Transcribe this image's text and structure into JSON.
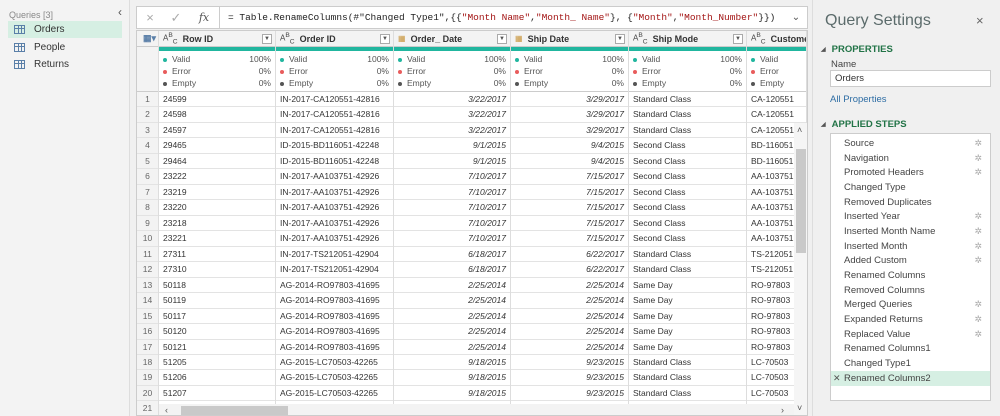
{
  "queries": {
    "header": "Queries [3]",
    "items": [
      {
        "label": "Orders",
        "selected": true
      },
      {
        "label": "People"
      },
      {
        "label": "Returns"
      }
    ]
  },
  "formula_bar": {
    "cancel_icon": "×",
    "confirm_icon": "✓",
    "fx": "fx",
    "formula_prefix": "= Table.RenameColumns(#\"Changed Type1\",{{",
    "s1": "\"Month Name\"",
    "sep1": ", ",
    "s2": "\"Month_ Name\"",
    "sep2": "}, {",
    "s3": "\"Month\"",
    "sep3": ", ",
    "s4": "\"Month_Number\"",
    "suffix": "}})"
  },
  "columns": [
    {
      "name": "Row ID",
      "type": "ABC",
      "valid": "100%",
      "error": "0%",
      "empty": "0%"
    },
    {
      "name": "Order ID",
      "type": "ABC",
      "valid": "100%",
      "error": "0%",
      "empty": "0%"
    },
    {
      "name": "Order_ Date",
      "type": "date",
      "valid": "100%",
      "error": "0%",
      "empty": "0%"
    },
    {
      "name": "Ship Date",
      "type": "date",
      "valid": "100%",
      "error": "0%",
      "empty": "0%"
    },
    {
      "name": "Ship Mode",
      "type": "ABC",
      "valid": "100%",
      "error": "0%",
      "empty": "0%"
    },
    {
      "name": "Customer ID",
      "type": "ABC",
      "valid": "Valid",
      "error": "Error",
      "empty": "Empty"
    }
  ],
  "quality_labels": {
    "valid": "Valid",
    "error": "Error",
    "empty": "Empty"
  },
  "colors": {
    "valid": "#21b69f",
    "error": "#e85c5c",
    "empty": "#555555",
    "accent": "#217346"
  },
  "rows": [
    [
      "24599",
      "IN-2017-CA120551-42816",
      "3/22/2017",
      "3/29/2017",
      "Standard Class",
      "CA-120551"
    ],
    [
      "24598",
      "IN-2017-CA120551-42816",
      "3/22/2017",
      "3/29/2017",
      "Standard Class",
      "CA-120551"
    ],
    [
      "24597",
      "IN-2017-CA120551-42816",
      "3/22/2017",
      "3/29/2017",
      "Standard Class",
      "CA-120551"
    ],
    [
      "29465",
      "ID-2015-BD116051-42248",
      "9/1/2015",
      "9/4/2015",
      "Second Class",
      "BD-116051"
    ],
    [
      "29464",
      "ID-2015-BD116051-42248",
      "9/1/2015",
      "9/4/2015",
      "Second Class",
      "BD-116051"
    ],
    [
      "23222",
      "IN-2017-AA103751-42926",
      "7/10/2017",
      "7/15/2017",
      "Second Class",
      "AA-103751"
    ],
    [
      "23219",
      "IN-2017-AA103751-42926",
      "7/10/2017",
      "7/15/2017",
      "Second Class",
      "AA-103751"
    ],
    [
      "23220",
      "IN-2017-AA103751-42926",
      "7/10/2017",
      "7/15/2017",
      "Second Class",
      "AA-103751"
    ],
    [
      "23218",
      "IN-2017-AA103751-42926",
      "7/10/2017",
      "7/15/2017",
      "Second Class",
      "AA-103751"
    ],
    [
      "23221",
      "IN-2017-AA103751-42926",
      "7/10/2017",
      "7/15/2017",
      "Second Class",
      "AA-103751"
    ],
    [
      "27311",
      "IN-2017-TS212051-42904",
      "6/18/2017",
      "6/22/2017",
      "Standard Class",
      "TS-212051"
    ],
    [
      "27310",
      "IN-2017-TS212051-42904",
      "6/18/2017",
      "6/22/2017",
      "Standard Class",
      "TS-212051"
    ],
    [
      "50118",
      "AG-2014-RO97803-41695",
      "2/25/2014",
      "2/25/2014",
      "Same Day",
      "RO-97803"
    ],
    [
      "50119",
      "AG-2014-RO97803-41695",
      "2/25/2014",
      "2/25/2014",
      "Same Day",
      "RO-97803"
    ],
    [
      "50117",
      "AG-2014-RO97803-41695",
      "2/25/2014",
      "2/25/2014",
      "Same Day",
      "RO-97803"
    ],
    [
      "50120",
      "AG-2014-RO97803-41695",
      "2/25/2014",
      "2/25/2014",
      "Same Day",
      "RO-97803"
    ],
    [
      "50121",
      "AG-2014-RO97803-41695",
      "2/25/2014",
      "2/25/2014",
      "Same Day",
      "RO-97803"
    ],
    [
      "51205",
      "AG-2015-LC70503-42265",
      "9/18/2015",
      "9/23/2015",
      "Standard Class",
      "LC-70503"
    ],
    [
      "51206",
      "AG-2015-LC70503-42265",
      "9/18/2015",
      "9/23/2015",
      "Standard Class",
      "LC-70503"
    ],
    [
      "51207",
      "AG-2015-LC70503-42265",
      "9/18/2015",
      "9/23/2015",
      "Standard Class",
      "LC-70503"
    ]
  ],
  "last_row_number": "21",
  "settings": {
    "title": "Query Settings",
    "close": "×",
    "properties_header": "PROPERTIES",
    "name_label": "Name",
    "name_value": "Orders",
    "all_properties": "All Properties",
    "applied_steps_header": "APPLIED STEPS",
    "steps": [
      {
        "label": "Source",
        "gear": true
      },
      {
        "label": "Navigation",
        "gear": true
      },
      {
        "label": "Promoted Headers",
        "gear": true
      },
      {
        "label": "Changed Type",
        "gear": false
      },
      {
        "label": "Removed Duplicates",
        "gear": false
      },
      {
        "label": "Inserted Year",
        "gear": true
      },
      {
        "label": "Inserted Month Name",
        "gear": true
      },
      {
        "label": "Inserted Month",
        "gear": true
      },
      {
        "label": "Added Custom",
        "gear": true
      },
      {
        "label": "Renamed Columns",
        "gear": false
      },
      {
        "label": "Removed Columns",
        "gear": false
      },
      {
        "label": "Merged Queries",
        "gear": true
      },
      {
        "label": "Expanded Returns",
        "gear": true
      },
      {
        "label": "Replaced Value",
        "gear": true
      },
      {
        "label": "Renamed Columns1",
        "gear": false
      },
      {
        "label": "Changed Type1",
        "gear": false
      },
      {
        "label": "Renamed Columns2",
        "gear": false,
        "selected": true
      }
    ]
  }
}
========================================
**Task instructions**
Make an exact reproduction of the listing above, without any pictures.

**Solution below**
Transcribe this image's text and structure into JSON.
{
  "queries": {
    "header": "Queries [3]",
    "items": [
      {
        "label": "Orders",
        "selected": true
      },
      {
        "label": "People"
      },
      {
        "label": "Returns"
      }
    ]
  },
  "formula_bar": {
    "cancel_icon": "×",
    "confirm_icon": "✓",
    "fx": "fx",
    "formula_prefix": "= Table.RenameColumns(#\"Changed Type1\",{{",
    "s1": "\"Month Name\"",
    "sep1": ", ",
    "s2": "\"Month_ Name\"",
    "sep2": "}, {",
    "s3": "\"Month\"",
    "sep3": ", ",
    "s4": "\"Month_Number\"",
    "suffix": "}})"
  },
  "columns": [
    {
      "name": "Row ID",
      "type": "ABC",
      "valid": "100%",
      "error": "0%",
      "empty": "0%"
    },
    {
      "name": "Order ID",
      "type": "ABC",
      "valid": "100%",
      "error": "0%",
      "empty": "0%"
    },
    {
      "name": "Order_ Date",
      "type": "date",
      "valid": "100%",
      "error": "0%",
      "empty": "0%"
    },
    {
      "name": "Ship Date",
      "type": "date",
      "valid": "100%",
      "error": "0%",
      "empty": "0%"
    },
    {
      "name": "Ship Mode",
      "type": "ABC",
      "valid": "100%",
      "error": "0%",
      "empty": "0%"
    },
    {
      "name": "Customer ID",
      "type": "ABC",
      "valid": "Valid",
      "error": "Error",
      "empty": "Empty"
    }
  ],
  "quality_labels": {
    "valid": "Valid",
    "error": "Error",
    "empty": "Empty"
  },
  "colors": {
    "valid": "#21b69f",
    "error": "#e85c5c",
    "empty": "#555555",
    "accent": "#217346"
  },
  "rows": [
    [
      "24599",
      "IN-2017-CA120551-42816",
      "3/22/2017",
      "3/29/2017",
      "Standard Class",
      "CA-120551"
    ],
    [
      "24598",
      "IN-2017-CA120551-42816",
      "3/22/2017",
      "3/29/2017",
      "Standard Class",
      "CA-120551"
    ],
    [
      "24597",
      "IN-2017-CA120551-42816",
      "3/22/2017",
      "3/29/2017",
      "Standard Class",
      "CA-120551"
    ],
    [
      "29465",
      "ID-2015-BD116051-42248",
      "9/1/2015",
      "9/4/2015",
      "Second Class",
      "BD-116051"
    ],
    [
      "29464",
      "ID-2015-BD116051-42248",
      "9/1/2015",
      "9/4/2015",
      "Second Class",
      "BD-116051"
    ],
    [
      "23222",
      "IN-2017-AA103751-42926",
      "7/10/2017",
      "7/15/2017",
      "Second Class",
      "AA-103751"
    ],
    [
      "23219",
      "IN-2017-AA103751-42926",
      "7/10/2017",
      "7/15/2017",
      "Second Class",
      "AA-103751"
    ],
    [
      "23220",
      "IN-2017-AA103751-42926",
      "7/10/2017",
      "7/15/2017",
      "Second Class",
      "AA-103751"
    ],
    [
      "23218",
      "IN-2017-AA103751-42926",
      "7/10/2017",
      "7/15/2017",
      "Second Class",
      "AA-103751"
    ],
    [
      "23221",
      "IN-2017-AA103751-42926",
      "7/10/2017",
      "7/15/2017",
      "Second Class",
      "AA-103751"
    ],
    [
      "27311",
      "IN-2017-TS212051-42904",
      "6/18/2017",
      "6/22/2017",
      "Standard Class",
      "TS-212051"
    ],
    [
      "27310",
      "IN-2017-TS212051-42904",
      "6/18/2017",
      "6/22/2017",
      "Standard Class",
      "TS-212051"
    ],
    [
      "50118",
      "AG-2014-RO97803-41695",
      "2/25/2014",
      "2/25/2014",
      "Same Day",
      "RO-97803"
    ],
    [
      "50119",
      "AG-2014-RO97803-41695",
      "2/25/2014",
      "2/25/2014",
      "Same Day",
      "RO-97803"
    ],
    [
      "50117",
      "AG-2014-RO97803-41695",
      "2/25/2014",
      "2/25/2014",
      "Same Day",
      "RO-97803"
    ],
    [
      "50120",
      "AG-2014-RO97803-41695",
      "2/25/2014",
      "2/25/2014",
      "Same Day",
      "RO-97803"
    ],
    [
      "50121",
      "AG-2014-RO97803-41695",
      "2/25/2014",
      "2/25/2014",
      "Same Day",
      "RO-97803"
    ],
    [
      "51205",
      "AG-2015-LC70503-42265",
      "9/18/2015",
      "9/23/2015",
      "Standard Class",
      "LC-70503"
    ],
    [
      "51206",
      "AG-2015-LC70503-42265",
      "9/18/2015",
      "9/23/2015",
      "Standard Class",
      "LC-70503"
    ],
    [
      "51207",
      "AG-2015-LC70503-42265",
      "9/18/2015",
      "9/23/2015",
      "Standard Class",
      "LC-70503"
    ]
  ],
  "last_row_number": "21",
  "settings": {
    "title": "Query Settings",
    "close": "×",
    "properties_header": "PROPERTIES",
    "name_label": "Name",
    "name_value": "Orders",
    "all_properties": "All Properties",
    "applied_steps_header": "APPLIED STEPS",
    "steps": [
      {
        "label": "Source",
        "gear": true
      },
      {
        "label": "Navigation",
        "gear": true
      },
      {
        "label": "Promoted Headers",
        "gear": true
      },
      {
        "label": "Changed Type",
        "gear": false
      },
      {
        "label": "Removed Duplicates",
        "gear": false
      },
      {
        "label": "Inserted Year",
        "gear": true
      },
      {
        "label": "Inserted Month Name",
        "gear": true
      },
      {
        "label": "Inserted Month",
        "gear": true
      },
      {
        "label": "Added Custom",
        "gear": true
      },
      {
        "label": "Renamed Columns",
        "gear": false
      },
      {
        "label": "Removed Columns",
        "gear": false
      },
      {
        "label": "Merged Queries",
        "gear": true
      },
      {
        "label": "Expanded Returns",
        "gear": true
      },
      {
        "label": "Replaced Value",
        "gear": true
      },
      {
        "label": "Renamed Columns1",
        "gear": false
      },
      {
        "label": "Changed Type1",
        "gear": false
      },
      {
        "label": "Renamed Columns2",
        "gear": false,
        "selected": true
      }
    ]
  }
}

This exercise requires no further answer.